> Problem statement
Copy each line that contains the string "国际钢材综合价格指数".

[Excerpts from a figure dataset]
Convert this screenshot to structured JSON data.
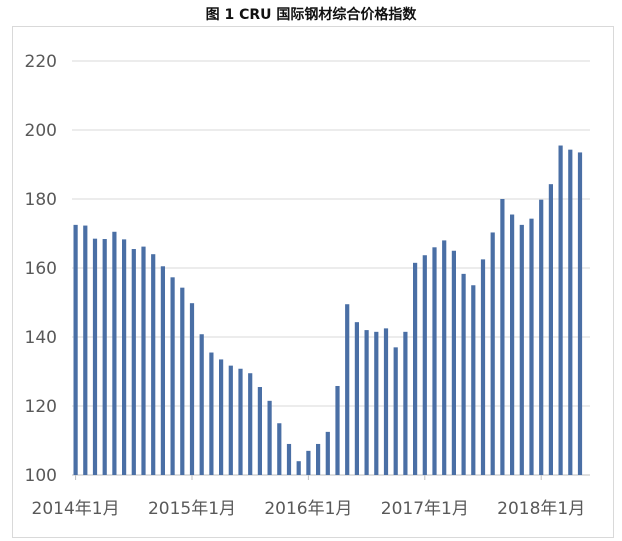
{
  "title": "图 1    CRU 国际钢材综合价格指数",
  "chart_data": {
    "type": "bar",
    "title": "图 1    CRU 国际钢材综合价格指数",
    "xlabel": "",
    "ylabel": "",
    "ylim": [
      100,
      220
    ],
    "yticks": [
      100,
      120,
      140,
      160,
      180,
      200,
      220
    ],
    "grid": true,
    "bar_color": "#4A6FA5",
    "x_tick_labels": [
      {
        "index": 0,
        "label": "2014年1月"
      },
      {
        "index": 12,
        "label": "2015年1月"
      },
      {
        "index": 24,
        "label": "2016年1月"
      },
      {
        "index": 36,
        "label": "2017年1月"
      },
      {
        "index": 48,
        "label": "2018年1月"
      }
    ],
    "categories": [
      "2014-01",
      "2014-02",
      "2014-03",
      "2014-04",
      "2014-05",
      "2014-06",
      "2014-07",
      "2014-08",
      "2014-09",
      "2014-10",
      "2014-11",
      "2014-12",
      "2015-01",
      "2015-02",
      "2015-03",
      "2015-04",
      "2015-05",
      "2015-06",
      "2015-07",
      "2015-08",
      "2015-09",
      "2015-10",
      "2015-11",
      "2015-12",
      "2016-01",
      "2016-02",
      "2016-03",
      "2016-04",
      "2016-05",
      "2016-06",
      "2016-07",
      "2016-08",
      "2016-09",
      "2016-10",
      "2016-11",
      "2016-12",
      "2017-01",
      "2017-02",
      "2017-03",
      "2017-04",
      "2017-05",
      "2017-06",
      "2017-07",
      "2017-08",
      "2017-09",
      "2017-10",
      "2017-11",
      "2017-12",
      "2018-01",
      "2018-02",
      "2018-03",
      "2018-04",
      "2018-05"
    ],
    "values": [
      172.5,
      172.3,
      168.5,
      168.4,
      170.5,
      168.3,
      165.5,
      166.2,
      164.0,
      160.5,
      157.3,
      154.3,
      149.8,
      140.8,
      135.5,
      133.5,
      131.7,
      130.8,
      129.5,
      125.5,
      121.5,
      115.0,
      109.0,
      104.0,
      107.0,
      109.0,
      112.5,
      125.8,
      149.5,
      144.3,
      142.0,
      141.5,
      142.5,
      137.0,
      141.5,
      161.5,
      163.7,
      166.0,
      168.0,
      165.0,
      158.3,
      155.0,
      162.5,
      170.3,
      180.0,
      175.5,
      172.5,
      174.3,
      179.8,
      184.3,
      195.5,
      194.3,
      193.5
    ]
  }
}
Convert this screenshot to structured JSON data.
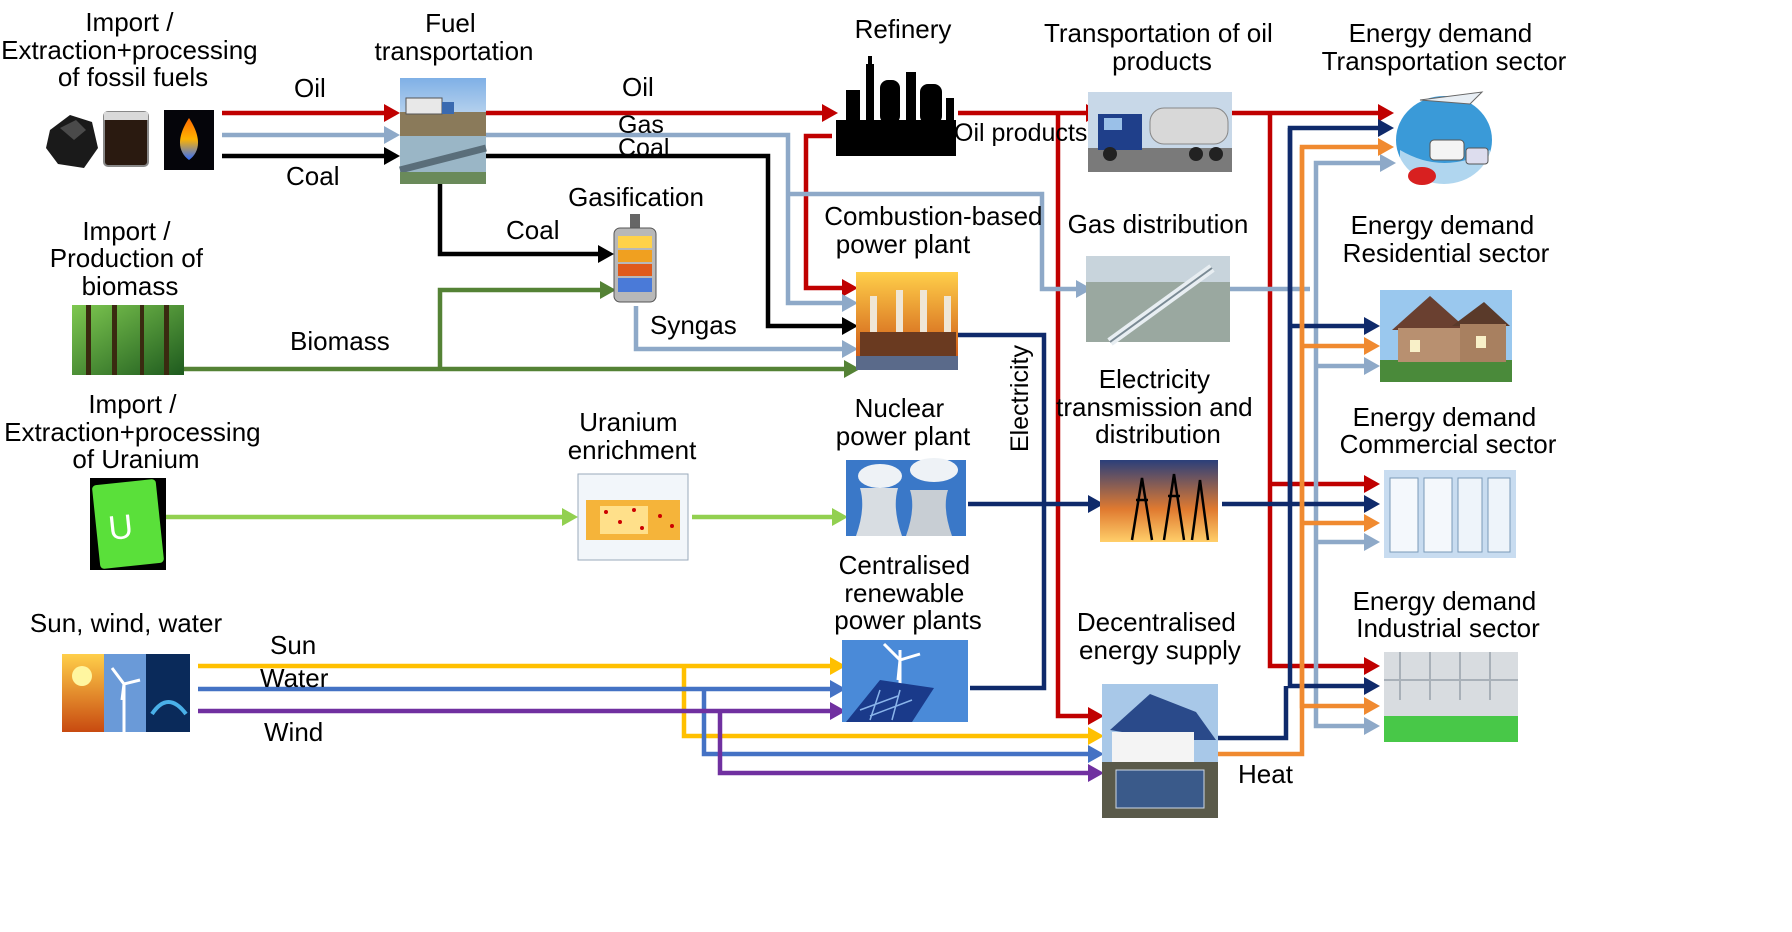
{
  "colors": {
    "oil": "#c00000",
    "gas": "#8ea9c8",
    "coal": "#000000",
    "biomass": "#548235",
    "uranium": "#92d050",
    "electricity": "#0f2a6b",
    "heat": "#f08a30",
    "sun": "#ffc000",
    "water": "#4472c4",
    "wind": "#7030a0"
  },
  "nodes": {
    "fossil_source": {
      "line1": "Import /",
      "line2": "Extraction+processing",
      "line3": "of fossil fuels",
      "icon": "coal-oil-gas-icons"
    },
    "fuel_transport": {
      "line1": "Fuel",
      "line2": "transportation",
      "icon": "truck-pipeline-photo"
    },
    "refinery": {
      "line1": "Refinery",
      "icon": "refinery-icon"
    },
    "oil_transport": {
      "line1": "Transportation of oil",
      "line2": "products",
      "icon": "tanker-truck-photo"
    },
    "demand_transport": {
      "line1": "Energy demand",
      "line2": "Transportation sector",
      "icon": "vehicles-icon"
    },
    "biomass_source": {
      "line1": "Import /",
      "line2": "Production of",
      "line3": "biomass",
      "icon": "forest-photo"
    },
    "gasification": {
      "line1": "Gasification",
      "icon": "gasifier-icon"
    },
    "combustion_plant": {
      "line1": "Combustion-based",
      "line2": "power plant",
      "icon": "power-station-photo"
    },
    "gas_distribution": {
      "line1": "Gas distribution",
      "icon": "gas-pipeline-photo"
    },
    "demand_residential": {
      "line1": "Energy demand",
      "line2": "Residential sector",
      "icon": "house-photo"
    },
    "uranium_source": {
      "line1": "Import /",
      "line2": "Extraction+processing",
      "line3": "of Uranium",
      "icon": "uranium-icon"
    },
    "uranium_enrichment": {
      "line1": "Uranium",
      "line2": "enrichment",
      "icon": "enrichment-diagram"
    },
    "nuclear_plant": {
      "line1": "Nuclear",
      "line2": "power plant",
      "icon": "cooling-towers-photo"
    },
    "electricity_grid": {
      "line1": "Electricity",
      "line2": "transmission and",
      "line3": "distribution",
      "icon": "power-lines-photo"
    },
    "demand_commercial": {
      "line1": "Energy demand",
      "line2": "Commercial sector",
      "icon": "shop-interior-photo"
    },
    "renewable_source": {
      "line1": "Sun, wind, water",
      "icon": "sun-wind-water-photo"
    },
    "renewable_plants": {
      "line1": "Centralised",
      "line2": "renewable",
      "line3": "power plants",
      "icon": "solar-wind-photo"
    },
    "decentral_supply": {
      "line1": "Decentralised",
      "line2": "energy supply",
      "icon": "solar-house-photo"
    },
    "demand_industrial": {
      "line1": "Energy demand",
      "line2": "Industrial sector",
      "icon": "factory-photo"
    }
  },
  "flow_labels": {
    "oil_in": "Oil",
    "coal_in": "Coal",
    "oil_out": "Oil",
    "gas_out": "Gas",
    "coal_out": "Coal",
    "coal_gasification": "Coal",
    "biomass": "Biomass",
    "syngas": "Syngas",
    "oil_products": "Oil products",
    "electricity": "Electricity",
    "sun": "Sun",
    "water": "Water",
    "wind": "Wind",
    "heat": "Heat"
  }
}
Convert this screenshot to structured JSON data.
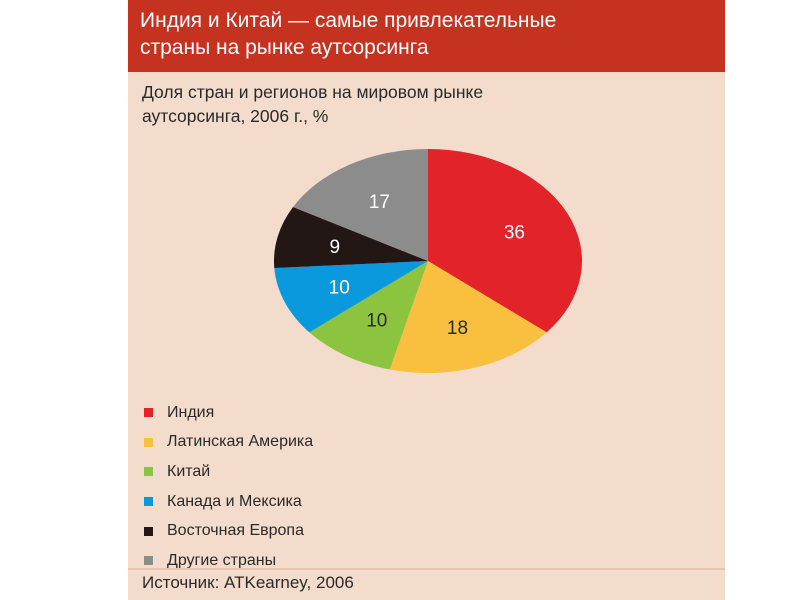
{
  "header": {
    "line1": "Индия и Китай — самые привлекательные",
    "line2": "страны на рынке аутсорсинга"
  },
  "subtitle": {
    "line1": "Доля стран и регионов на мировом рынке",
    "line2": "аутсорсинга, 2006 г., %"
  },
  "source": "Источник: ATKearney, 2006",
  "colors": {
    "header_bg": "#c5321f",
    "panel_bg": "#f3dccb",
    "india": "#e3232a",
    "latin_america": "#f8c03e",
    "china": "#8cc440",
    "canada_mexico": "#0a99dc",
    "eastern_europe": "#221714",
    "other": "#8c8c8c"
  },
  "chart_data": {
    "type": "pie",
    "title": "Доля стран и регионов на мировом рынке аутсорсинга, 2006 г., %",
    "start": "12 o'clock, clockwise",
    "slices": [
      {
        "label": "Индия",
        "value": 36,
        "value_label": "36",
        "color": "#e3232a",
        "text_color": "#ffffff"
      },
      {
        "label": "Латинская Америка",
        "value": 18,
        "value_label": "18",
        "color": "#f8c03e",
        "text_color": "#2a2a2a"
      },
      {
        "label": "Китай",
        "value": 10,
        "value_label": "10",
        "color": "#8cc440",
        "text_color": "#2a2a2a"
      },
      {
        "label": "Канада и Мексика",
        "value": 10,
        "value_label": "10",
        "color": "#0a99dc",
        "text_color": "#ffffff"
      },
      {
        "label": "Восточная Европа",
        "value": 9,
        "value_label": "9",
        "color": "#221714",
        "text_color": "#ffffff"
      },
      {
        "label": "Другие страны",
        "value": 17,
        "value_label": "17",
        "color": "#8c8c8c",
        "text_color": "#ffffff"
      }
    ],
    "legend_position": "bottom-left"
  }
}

> Complete response
  "title": "图 1    CRU 国际钢材综合价格指数",
    "title": "图 1    CRU 国际钢材综合价格指数",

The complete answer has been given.